WORK TO COMPLETE — Across the entries, how many lines have the string "slope" in them? Reply with only a number.

══════════

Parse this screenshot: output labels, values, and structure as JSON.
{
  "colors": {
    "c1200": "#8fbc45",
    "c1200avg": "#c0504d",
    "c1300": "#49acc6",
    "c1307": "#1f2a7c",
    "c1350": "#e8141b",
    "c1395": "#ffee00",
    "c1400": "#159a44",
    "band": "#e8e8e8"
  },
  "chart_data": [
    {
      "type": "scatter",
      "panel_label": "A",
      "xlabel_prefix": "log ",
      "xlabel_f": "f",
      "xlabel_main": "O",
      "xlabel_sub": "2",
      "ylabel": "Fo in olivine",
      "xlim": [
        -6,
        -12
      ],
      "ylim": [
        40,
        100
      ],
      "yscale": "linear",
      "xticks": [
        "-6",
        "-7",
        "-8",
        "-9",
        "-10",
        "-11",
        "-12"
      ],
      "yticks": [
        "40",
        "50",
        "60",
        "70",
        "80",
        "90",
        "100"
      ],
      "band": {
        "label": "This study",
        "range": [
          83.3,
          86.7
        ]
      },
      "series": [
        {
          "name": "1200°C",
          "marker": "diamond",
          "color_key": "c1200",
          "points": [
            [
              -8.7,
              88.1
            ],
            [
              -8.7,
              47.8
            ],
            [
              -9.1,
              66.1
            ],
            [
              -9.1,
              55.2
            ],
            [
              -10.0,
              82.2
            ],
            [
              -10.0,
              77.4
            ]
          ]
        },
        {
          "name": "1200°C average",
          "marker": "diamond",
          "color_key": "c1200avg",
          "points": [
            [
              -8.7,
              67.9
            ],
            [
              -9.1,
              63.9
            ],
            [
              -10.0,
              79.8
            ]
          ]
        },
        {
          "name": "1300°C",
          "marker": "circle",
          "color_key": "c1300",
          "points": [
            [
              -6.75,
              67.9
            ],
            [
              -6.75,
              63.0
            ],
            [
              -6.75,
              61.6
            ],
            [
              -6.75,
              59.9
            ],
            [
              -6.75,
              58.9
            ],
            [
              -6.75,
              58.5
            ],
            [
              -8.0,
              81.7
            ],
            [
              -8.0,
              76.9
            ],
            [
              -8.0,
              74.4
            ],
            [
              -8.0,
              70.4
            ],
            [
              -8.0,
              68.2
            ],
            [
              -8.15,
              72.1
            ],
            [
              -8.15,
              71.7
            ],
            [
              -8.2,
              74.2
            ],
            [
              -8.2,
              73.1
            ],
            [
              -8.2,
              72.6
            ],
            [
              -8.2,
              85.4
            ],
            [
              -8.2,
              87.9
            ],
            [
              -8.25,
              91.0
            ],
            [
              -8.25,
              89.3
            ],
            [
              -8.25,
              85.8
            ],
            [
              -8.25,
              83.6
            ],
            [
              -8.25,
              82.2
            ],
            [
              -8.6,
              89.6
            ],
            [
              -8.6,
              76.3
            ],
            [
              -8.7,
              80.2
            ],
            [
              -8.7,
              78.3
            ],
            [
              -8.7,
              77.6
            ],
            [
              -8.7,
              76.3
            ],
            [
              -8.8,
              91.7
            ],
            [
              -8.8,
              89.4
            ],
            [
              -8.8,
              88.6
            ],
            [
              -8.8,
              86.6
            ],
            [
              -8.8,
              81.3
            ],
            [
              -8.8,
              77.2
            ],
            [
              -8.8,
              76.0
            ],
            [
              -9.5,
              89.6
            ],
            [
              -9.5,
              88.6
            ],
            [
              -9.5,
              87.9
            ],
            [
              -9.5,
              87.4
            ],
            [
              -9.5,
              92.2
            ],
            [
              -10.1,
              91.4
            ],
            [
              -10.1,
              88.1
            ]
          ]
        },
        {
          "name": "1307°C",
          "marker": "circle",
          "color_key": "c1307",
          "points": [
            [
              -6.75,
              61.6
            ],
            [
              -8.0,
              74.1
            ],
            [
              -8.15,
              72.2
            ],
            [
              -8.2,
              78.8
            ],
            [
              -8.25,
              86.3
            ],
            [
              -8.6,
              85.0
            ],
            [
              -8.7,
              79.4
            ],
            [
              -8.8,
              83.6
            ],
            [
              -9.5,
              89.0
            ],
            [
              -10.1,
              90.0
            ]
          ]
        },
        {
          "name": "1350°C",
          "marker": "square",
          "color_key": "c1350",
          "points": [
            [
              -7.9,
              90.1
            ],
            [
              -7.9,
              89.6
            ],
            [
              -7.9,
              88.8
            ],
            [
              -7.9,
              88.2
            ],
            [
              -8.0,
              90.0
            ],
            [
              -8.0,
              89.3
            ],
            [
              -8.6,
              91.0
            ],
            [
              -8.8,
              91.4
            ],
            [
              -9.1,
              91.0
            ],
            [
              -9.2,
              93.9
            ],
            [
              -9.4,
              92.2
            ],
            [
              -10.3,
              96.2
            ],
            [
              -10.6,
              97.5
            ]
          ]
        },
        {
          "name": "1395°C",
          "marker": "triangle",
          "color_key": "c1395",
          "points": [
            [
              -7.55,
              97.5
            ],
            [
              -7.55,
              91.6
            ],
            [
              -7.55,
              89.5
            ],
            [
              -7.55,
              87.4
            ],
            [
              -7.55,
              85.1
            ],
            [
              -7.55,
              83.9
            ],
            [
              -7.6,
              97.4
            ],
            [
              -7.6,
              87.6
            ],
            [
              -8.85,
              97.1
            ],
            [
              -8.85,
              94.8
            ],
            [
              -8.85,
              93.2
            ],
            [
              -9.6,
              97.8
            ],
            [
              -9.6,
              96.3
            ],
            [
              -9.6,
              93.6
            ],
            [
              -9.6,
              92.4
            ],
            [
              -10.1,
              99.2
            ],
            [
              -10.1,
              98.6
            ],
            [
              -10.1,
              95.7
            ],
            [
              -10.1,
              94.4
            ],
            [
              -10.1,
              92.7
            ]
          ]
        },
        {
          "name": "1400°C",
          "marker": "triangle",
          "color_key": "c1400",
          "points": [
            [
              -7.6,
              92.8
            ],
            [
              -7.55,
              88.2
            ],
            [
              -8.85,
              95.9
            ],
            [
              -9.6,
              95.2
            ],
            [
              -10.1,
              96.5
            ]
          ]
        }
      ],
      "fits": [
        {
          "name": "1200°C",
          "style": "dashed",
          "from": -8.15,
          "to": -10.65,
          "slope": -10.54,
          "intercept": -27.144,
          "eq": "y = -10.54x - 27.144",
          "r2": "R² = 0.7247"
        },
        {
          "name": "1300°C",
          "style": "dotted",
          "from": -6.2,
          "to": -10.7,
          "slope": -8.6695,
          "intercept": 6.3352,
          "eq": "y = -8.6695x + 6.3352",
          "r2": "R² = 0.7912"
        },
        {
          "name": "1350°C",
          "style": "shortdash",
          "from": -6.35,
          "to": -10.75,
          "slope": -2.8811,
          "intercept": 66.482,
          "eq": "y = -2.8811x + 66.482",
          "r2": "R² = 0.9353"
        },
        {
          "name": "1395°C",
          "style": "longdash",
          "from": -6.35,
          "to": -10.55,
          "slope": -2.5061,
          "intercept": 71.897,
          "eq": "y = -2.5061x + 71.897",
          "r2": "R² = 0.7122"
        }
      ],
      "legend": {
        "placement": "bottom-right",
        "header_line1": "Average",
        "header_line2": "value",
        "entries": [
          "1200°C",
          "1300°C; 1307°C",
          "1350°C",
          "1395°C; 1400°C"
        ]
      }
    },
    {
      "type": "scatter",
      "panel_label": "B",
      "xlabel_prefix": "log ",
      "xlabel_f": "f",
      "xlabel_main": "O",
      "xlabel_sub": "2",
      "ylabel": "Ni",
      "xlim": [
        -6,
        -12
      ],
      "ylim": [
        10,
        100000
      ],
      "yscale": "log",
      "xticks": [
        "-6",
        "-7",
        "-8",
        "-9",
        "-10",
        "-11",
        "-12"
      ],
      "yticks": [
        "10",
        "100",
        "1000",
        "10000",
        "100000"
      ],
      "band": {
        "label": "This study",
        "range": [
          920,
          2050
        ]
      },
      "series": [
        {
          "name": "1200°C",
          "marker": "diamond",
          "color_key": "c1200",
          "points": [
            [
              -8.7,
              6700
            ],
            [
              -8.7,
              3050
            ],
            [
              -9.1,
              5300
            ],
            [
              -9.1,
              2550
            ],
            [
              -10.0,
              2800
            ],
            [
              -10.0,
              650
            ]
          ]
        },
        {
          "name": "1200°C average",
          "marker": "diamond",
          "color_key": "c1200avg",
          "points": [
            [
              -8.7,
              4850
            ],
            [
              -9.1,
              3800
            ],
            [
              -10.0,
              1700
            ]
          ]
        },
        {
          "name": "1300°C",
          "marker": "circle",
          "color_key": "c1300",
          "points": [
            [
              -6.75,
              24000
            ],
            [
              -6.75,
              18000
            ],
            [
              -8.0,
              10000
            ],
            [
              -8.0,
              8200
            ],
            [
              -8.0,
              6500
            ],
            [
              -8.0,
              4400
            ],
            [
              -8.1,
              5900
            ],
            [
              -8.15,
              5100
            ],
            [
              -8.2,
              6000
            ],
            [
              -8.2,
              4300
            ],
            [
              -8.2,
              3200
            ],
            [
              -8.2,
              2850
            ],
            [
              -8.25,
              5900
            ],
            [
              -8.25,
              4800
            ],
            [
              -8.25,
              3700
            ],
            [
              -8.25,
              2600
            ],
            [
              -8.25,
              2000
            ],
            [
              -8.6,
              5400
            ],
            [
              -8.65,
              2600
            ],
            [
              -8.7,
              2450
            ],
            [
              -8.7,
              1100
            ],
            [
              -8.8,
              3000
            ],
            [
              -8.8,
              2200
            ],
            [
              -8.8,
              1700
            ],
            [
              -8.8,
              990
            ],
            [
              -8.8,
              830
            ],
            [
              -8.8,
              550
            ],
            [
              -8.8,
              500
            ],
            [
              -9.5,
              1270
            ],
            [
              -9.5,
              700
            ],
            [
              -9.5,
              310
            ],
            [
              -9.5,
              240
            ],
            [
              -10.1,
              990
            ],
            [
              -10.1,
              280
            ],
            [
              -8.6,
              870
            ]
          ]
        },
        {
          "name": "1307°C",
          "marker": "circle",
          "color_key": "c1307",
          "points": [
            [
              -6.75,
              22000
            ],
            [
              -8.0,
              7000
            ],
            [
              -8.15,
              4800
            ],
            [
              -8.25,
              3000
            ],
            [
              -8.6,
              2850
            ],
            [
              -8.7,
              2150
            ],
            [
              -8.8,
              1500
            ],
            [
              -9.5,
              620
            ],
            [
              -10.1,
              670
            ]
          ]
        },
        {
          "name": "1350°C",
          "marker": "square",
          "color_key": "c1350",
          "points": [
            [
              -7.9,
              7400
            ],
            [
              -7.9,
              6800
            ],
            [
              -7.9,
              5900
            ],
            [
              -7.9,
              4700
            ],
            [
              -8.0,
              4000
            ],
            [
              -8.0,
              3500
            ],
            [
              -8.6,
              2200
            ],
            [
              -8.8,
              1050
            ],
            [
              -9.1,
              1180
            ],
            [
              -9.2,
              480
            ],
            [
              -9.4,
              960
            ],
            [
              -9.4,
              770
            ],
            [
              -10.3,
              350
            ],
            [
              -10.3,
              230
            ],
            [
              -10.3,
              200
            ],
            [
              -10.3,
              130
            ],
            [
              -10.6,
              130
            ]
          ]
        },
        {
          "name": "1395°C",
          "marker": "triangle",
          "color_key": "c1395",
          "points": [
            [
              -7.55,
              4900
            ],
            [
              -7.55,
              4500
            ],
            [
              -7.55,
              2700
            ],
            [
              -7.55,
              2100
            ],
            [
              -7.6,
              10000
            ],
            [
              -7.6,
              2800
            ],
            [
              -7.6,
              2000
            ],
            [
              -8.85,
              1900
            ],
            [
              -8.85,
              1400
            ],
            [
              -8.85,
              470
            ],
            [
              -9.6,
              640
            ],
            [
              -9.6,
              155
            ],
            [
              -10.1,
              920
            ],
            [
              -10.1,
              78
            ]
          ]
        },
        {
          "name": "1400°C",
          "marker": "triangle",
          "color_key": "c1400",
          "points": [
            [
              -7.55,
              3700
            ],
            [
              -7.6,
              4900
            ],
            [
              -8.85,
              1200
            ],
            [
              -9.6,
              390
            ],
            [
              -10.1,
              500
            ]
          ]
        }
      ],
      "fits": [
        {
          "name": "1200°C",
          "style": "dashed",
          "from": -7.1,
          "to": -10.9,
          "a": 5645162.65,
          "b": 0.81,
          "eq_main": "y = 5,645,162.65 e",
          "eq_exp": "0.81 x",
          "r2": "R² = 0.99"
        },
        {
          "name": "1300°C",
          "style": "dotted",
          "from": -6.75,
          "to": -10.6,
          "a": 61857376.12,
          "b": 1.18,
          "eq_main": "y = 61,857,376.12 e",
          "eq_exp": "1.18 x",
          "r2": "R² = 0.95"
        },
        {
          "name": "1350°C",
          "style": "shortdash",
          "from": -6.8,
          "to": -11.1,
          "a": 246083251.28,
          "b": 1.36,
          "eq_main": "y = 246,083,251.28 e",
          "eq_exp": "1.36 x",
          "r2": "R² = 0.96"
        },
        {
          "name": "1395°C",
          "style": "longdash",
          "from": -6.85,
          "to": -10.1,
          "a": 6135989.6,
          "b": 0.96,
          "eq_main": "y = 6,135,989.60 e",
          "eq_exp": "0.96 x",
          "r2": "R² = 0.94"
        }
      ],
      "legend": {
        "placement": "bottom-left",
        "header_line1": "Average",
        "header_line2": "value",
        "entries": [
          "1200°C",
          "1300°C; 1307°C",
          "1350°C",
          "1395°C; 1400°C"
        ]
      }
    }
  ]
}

══════════

SOLUTION TO THIS EXERCISE — 4